Set task: Search the entries for the word "食品召回管理办法" and pull out each line that has it.

Dataset records:
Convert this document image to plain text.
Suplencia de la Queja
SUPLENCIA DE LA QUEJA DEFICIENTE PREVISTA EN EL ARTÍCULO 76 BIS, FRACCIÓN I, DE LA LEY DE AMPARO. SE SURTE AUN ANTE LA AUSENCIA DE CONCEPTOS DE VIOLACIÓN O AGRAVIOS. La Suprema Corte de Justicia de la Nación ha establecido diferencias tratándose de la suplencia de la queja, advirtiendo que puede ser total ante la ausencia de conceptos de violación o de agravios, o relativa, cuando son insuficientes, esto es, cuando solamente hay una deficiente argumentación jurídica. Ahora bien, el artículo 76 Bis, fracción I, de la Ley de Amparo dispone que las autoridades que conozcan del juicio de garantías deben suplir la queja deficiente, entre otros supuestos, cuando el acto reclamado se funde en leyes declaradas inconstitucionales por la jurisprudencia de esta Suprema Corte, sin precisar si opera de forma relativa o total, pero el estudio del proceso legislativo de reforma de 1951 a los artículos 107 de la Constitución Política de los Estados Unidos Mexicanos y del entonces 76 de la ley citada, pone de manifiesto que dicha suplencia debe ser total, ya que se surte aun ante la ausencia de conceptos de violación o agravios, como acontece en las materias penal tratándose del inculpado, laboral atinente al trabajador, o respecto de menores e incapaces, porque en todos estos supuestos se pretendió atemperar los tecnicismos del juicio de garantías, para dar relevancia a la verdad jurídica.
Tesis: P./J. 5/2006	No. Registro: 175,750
--
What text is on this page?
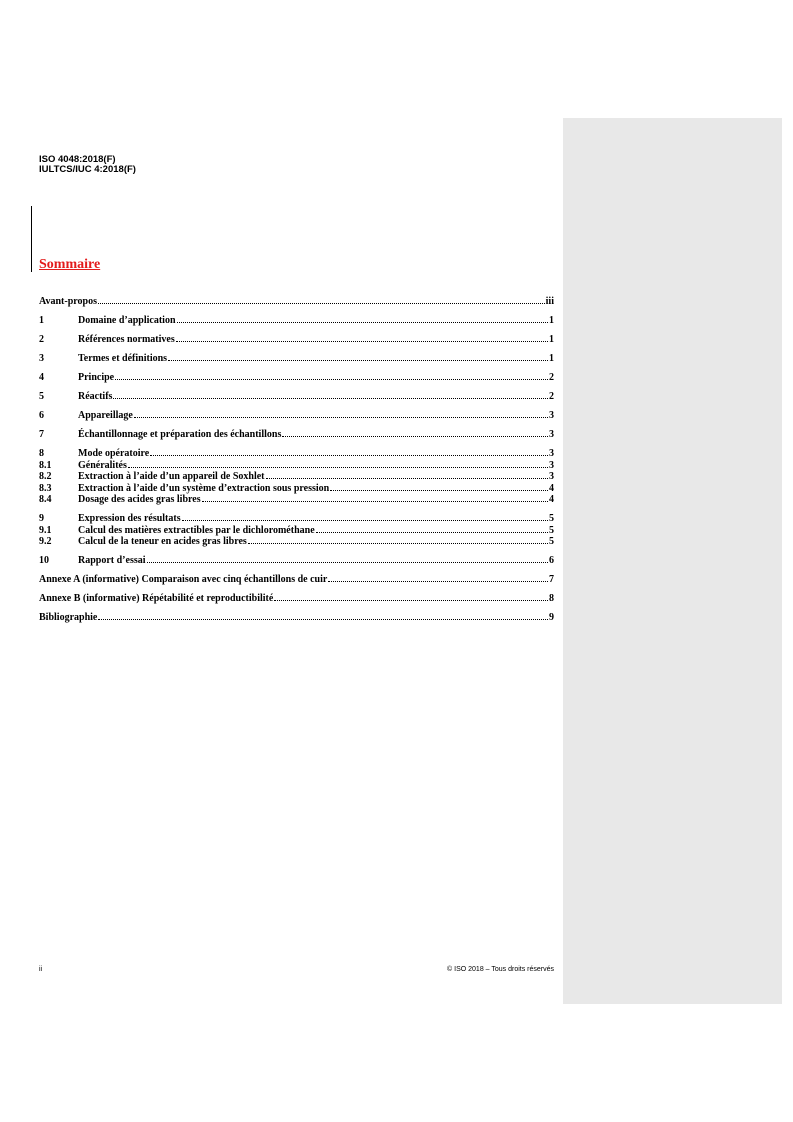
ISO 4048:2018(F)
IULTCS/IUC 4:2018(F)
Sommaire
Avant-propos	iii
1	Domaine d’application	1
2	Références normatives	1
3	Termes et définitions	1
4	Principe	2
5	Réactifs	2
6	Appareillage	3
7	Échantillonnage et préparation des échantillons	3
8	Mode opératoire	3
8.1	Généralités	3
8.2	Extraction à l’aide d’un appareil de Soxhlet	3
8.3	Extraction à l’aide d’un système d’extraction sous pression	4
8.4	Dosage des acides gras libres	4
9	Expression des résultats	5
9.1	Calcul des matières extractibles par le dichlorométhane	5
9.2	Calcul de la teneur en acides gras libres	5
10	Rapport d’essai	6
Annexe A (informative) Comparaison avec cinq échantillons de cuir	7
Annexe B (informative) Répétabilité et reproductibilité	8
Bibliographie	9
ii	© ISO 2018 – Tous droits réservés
---
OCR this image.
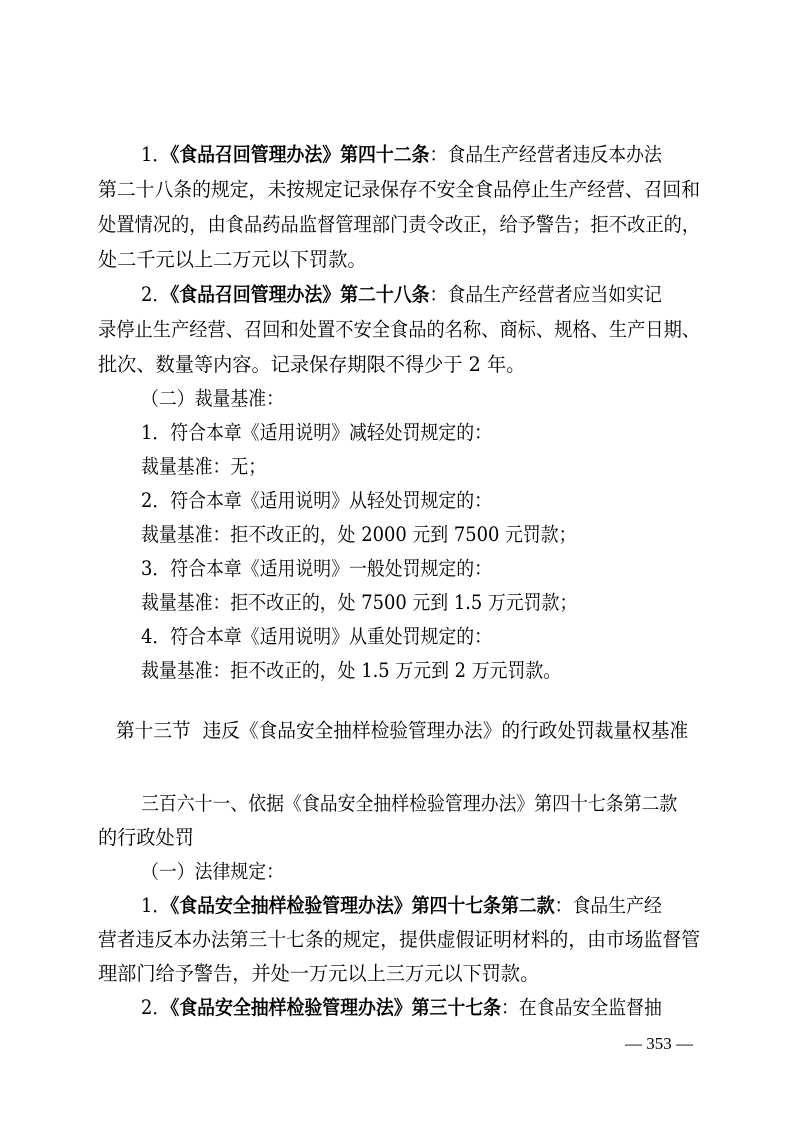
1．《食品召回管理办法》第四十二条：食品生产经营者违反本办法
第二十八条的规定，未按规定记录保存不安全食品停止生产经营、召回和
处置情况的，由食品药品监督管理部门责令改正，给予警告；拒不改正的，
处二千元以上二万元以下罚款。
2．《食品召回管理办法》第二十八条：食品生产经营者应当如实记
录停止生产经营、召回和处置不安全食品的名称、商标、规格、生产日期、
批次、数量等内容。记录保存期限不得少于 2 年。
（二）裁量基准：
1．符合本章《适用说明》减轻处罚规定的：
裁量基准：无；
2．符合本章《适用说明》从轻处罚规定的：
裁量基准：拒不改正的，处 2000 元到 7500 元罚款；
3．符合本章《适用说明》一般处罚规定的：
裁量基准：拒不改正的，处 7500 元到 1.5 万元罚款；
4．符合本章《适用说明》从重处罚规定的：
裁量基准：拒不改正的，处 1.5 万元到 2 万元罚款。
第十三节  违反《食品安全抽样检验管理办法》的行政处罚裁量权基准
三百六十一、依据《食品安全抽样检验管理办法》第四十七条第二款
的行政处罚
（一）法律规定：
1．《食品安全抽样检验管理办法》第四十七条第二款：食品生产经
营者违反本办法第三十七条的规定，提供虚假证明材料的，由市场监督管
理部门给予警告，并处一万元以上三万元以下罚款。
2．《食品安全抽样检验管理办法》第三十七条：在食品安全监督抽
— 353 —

Answer to the task:
1．《食品召回管理办法》第四十二条：食品生产经营者违反本办法
2．《食品召回管理办法》第二十八条：食品生产经营者应当如实记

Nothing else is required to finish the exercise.